Reproduce the records below in their entirety, character for character.

### DATA ROWS
▶

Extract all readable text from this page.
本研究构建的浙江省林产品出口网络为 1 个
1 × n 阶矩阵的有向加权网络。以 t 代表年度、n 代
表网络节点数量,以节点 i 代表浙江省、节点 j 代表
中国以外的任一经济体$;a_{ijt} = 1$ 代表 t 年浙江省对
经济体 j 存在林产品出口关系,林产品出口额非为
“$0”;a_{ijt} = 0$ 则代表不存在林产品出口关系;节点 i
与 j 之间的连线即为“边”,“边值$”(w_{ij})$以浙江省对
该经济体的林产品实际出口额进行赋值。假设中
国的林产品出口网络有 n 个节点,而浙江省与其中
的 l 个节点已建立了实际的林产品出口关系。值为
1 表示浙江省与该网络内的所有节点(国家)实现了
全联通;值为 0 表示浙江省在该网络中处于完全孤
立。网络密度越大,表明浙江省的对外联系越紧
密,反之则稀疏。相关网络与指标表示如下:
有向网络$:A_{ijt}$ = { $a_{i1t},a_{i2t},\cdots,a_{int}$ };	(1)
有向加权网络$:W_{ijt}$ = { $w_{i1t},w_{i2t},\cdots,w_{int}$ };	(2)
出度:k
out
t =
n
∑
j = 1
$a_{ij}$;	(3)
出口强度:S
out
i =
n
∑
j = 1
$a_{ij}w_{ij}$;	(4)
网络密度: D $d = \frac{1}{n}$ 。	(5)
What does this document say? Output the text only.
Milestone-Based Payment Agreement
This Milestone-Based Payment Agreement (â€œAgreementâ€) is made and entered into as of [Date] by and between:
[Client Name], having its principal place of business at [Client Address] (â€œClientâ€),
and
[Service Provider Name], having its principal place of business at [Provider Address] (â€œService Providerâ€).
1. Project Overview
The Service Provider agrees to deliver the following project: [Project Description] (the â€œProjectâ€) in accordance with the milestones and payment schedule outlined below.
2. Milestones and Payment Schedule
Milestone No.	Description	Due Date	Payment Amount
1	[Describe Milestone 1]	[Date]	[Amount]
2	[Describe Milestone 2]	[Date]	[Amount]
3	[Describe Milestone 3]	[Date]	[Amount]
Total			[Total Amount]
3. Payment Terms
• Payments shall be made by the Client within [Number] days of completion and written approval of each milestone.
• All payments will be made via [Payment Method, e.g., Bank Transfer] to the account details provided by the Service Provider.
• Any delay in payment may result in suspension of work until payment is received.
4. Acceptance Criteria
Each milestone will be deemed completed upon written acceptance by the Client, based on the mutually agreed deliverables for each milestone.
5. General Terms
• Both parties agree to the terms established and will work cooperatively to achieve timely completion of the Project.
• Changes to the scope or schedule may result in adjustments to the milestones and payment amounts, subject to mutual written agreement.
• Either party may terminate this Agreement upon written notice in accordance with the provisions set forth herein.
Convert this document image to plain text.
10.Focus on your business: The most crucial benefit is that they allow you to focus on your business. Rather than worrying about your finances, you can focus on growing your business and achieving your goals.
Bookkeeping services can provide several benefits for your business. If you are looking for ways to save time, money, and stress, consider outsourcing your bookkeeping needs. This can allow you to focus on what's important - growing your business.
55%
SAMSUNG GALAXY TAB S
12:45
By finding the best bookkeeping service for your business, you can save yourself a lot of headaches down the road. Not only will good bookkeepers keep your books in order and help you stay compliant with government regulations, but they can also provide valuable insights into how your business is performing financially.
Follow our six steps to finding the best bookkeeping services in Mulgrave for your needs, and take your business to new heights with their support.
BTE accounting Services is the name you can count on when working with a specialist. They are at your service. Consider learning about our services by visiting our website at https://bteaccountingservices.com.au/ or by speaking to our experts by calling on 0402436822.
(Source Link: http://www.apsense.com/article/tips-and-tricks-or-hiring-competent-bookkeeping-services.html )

◀

### WRITTEN RESPONSE
Extract all readable text from this page.
本研究构建的浙江省林产品出口网络为 1 个
1 × n 阶矩阵的有向加权网络。以 t 代表年度、n 代
表网络节点数量,以节点 i 代表浙江省、节点 j 代表
中国以外的任一经济体$;a_{ijt} = 1$ 代表 t 年浙江省对
经济体 j 存在林产品出口关系,林产品出口额非为
“$0”;a_{ijt} = 0$ 则代表不存在林产品出口关系;节点 i
与 j 之间的连线即为“边”,“边值$”(w_{ij})$以浙江省对
该经济体的林产品实际出口额进行赋值。假设中
国的林产品出口网络有 n 个节点,而浙江省与其中
的 l 个节点已建立了实际的林产品出口关系。值为
1 表示浙江省与该网络内的所有节点(国家)实现了
全联通;值为 0 表示浙江省在该网络中处于完全孤
立。网络密度越大,表明浙江省的对外联系越紧
密,反之则稀疏。相关网络与指标表示如下:
有向网络$:A_{ijt}$ = { $a_{i1t},a_{i2t},\cdots,a_{int}$ };	(1)
有向加权网络$:W_{ijt}$ = { $w_{i1t},w_{i2t},\cdots,w_{int}$ };	(2)
出度:k
out
t =
n
∑
j = 1
$a_{ij}$;	(3)
出口强度:S
out
i =
n
∑
j = 1
$a_{ij}w_{ij}$;	(4)
网络密度: D $d = \frac{1}{n}$ 。	(5)
What does this document say? Output the text only.
Milestone-Based Payment Agreement
This Milestone-Based Payment Agreement (â€œAgreementâ€) is made and entered into as of [Date] by and between:
[Client Name], having its principal place of business at [Client Address] (â€œClientâ€),
and
[Service Provider Name], having its principal place of business at [Provider Address] (â€œService Providerâ€).
1. Project Overview
The Service Provider agrees to deliver the following project: [Project Description] (the â€œProjectâ€) in accordance with the milestones and payment schedule outlined below.
2. Milestones and Payment Schedule
Milestone No.	Description	Due Date	Payment Amount
1	[Describe Milestone 1]	[Date]	[Amount]
2	[Describe Milestone 2]	[Date]	[Amount]
3	[Describe Milestone 3]	[Date]	[Amount]
Total			[Total Amount]
3. Payment Terms
• Payments shall be made by the Client within [Number] days of completion and written approval of each milestone.
• All payments will be made via [Payment Method, e.g., Bank Transfer] to the account details provided by the Service Provider.
• Any delay in payment may result in suspension of work until payment is received.
4. Acceptance Criteria
Each milestone will be deemed completed upon written acceptance by the Client, based on the mutually agreed deliverables for each milestone.
5. General Terms
• Both parties agree to the terms established and will work cooperatively to achieve timely completion of the Project.
• Changes to the scope or schedule may result in adjustments to the milestones and payment amounts, subject to mutual written agreement.
• Either party may terminate this Agreement upon written notice in accordance with the provisions set forth herein.
Convert this document image to plain text.
10.Focus on your business: The most crucial benefit is that they allow you to focus on your business. Rather than worrying about your finances, you can focus on growing your business and achieving your goals.
Bookkeeping services can provide several benefits for your business. If you are looking for ways to save time, money, and stress, consider outsourcing your bookkeeping needs. This can allow you to focus on what's important - growing your business.
55%
SAMSUNG GALAXY TAB S
12:45
By finding the best bookkeeping service for your business, you can save yourself a lot of headaches down the road. Not only will good bookkeepers keep your books in order and help you stay compliant with government regulations, but they can also provide valuable insights into how your business is performing financially.
Follow our six steps to finding the best bookkeeping services in Mulgrave for your needs, and take your business to new heights with their support.
BTE accounting Services is the name you can count on when working with a specialist. They are at your service. Consider learning about our services by visiting our website at https://bteaccountingservices.com.au/ or by speaking to our experts by calling on 0402436822.
(Source Link: http://www.apsense.com/article/tips-and-tricks-or-hiring-competent-bookkeeping-services.html )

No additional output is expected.